**VORLIEGENDER TEXT**
- - - - -

Aber weit gefehlt: Rosberg feierte zwei Siege (Hamilton nur einen) und, führte sechs Rennen an und sammelte insgesamt 104 Führungsrunden - mehr als jeder andere Fahrer, mit Ausnahme natürlich von Sebastian Vettel. Und obwohl er viel Pech hatte (Stallorder in Malaysia, Qualifying-Scheitern in Deutschland, gebrochener Frontflügel in Südkorea, um nur einige Beispiele zu nennen), landete er in der Weltmeisterschaft nur 18 Punkte hinter Hamilton auf dem sechsten Platz. So gut war Rosberg in seiner Karriere bisher noch nie.
Der absolute Höhepunkt von Rosbergs Saison 2013 war aber sicher der Sieg beim klassischen Grand Prix von Monaco, 30 Jahre nach Vater Keke, in jener Stadt, in der er aufgewachsen ist. Gefeiert hat der Deutschen den Triumph bei der Amber-Lounge-Party mit Toto Wolff. Wer also wäre besser geeignet als der Mercedes-Motorsportchef, um über Rosbergs Saison 2013 zu sprechen?
Schon in der GP2 kennengerelernt
Frage: "Herr Wolff, wie haben Sie Nico Rosberg eigentlich kennengelernt? War das 2009 bei Williams, erst in der Mercedes-Zeit oder schon früher?"
Toto Wolff: "Ich habe Nico in der GP2-Zeit kennengelernt, als Teamkollege von Alexandre Premat damals - aber nur ganz oberflächlich. Richtig kennengelernt habe ich ihn erst in der Mercedes-Zeit."
Frage:: "Wie würden Sie seine Saison 2013 im Vergleich zu der seines Teamkollegen Lewis Hamilton bewerten? Lewis hatte in der WM-Wertung 18 Punkte mehr. Würden Sie sagen, dass Nico etwas unter Wert geschlagen wurde, denn die meisten anderen Zahlen sprechen eher für ihn."
Wolff: "Nico hatte das Pech, dass er gleich am Anfang ausfiel. Ich kann mich nicht mehr erinnern, wo er in Melbourne lag, aber das waren gleich mal ordentlich Punkte. Wenn man sich die Wochenenden anschaut, waren die beiden auf Augenhöhe. Wenn er jetzt in der Meisterschaft auf P6 liegt und weniger Punkte hat, dann ist das sicherlich unter Wert geschlagen."
Frage: "Im Qualifying-Duell hatte Nico mit 8:11 knapp das Nachsehen, in den Rennen, in denen beide regulär im Ziel waren, hatte er aber den marginal höheren Punkteschnitt. Gibt es da unterschiedliche Bereiche, etwa Qualifying und Rennen, in denen der eine Fahrer besser ist als der andere?"

- - - - -

**ZU ERLEDIGENDE AUFGABE**
Schreibe aus dem Text über Nico Rosbergs Saison 2013 wortgetreu die Stelle ab, beginnend mit „Aber weit gefehlt: Rosberg“ und weiter bis einschließlich „2013 zu sprechen?“.

- - - - -

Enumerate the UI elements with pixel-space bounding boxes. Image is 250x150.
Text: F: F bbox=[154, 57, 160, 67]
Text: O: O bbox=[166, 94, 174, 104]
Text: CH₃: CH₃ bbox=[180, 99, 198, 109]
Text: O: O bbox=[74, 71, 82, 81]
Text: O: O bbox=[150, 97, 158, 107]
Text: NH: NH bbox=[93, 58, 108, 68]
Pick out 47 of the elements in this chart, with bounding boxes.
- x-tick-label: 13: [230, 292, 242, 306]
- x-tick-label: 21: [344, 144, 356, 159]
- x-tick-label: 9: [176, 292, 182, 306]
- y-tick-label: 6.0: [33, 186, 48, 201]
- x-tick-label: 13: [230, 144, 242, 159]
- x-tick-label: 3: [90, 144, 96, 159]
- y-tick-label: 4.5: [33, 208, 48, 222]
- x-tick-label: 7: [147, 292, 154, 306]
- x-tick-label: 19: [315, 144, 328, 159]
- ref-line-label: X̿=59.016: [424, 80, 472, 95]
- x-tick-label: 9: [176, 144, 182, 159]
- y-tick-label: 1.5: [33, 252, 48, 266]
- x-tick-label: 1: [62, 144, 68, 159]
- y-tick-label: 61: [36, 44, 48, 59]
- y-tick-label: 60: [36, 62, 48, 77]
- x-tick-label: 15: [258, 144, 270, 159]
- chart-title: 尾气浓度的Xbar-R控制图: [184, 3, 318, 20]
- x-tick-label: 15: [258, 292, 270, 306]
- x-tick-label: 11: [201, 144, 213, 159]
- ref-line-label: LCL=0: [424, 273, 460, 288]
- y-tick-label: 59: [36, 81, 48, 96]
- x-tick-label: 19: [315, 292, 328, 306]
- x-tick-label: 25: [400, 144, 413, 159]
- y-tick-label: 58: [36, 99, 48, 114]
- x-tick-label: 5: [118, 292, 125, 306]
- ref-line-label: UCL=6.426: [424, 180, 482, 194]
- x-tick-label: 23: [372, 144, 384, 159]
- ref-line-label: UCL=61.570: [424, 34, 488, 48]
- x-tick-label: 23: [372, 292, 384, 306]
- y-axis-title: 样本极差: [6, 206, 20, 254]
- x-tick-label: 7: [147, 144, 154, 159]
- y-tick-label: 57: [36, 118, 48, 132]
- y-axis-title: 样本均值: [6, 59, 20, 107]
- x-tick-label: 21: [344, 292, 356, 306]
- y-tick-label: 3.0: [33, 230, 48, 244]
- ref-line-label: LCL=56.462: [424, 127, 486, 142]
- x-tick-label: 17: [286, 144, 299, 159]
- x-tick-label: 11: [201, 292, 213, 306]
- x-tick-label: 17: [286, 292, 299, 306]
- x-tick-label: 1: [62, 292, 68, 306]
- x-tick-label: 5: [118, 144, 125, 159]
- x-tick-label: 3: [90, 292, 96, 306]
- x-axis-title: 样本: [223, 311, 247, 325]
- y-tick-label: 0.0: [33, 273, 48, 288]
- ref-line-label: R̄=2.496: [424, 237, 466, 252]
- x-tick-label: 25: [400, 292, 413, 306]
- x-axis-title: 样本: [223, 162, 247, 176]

- - - - -

**FERTIGE ANTWORT**
Aber weit gefehlt: Rosberg feierte zwei Siege (Hamilton nur einen) und, führte sechs Rennen an und sammelte insgesamt 104 Führungsrunden - mehr als jeder andere Fahrer, mit Ausnahme natürlich von Sebastian Vettel. Und obwohl er viel Pech hatte (Stallorder in Malaysia, Qualifying-Scheitern in Deutschland, gebrochener Frontflügel in Südkorea, um nur einige Beispiele zu nennen), landete er in der Weltmeisterschaft nur 18 Punkte hinter Hamilton auf dem sechsten Platz. So gut war Rosberg in seiner Karriere bisher noch nie.
Der absolute Höhepunkt von Rosbergs Saison 2013 war aber sicher der Sieg beim klassischen Grand Prix von Monaco, 30 Jahre nach Vater Keke, in jener Stadt, in der er aufgewachsen ist. Gefeiert hat der Deutschen den Triumph bei der Amber-Lounge-Party mit Toto Wolff. Wer also wäre besser geeignet als der Mercedes-Motorsportchef, um über Rosbergs Saison 2013 zu sprechen?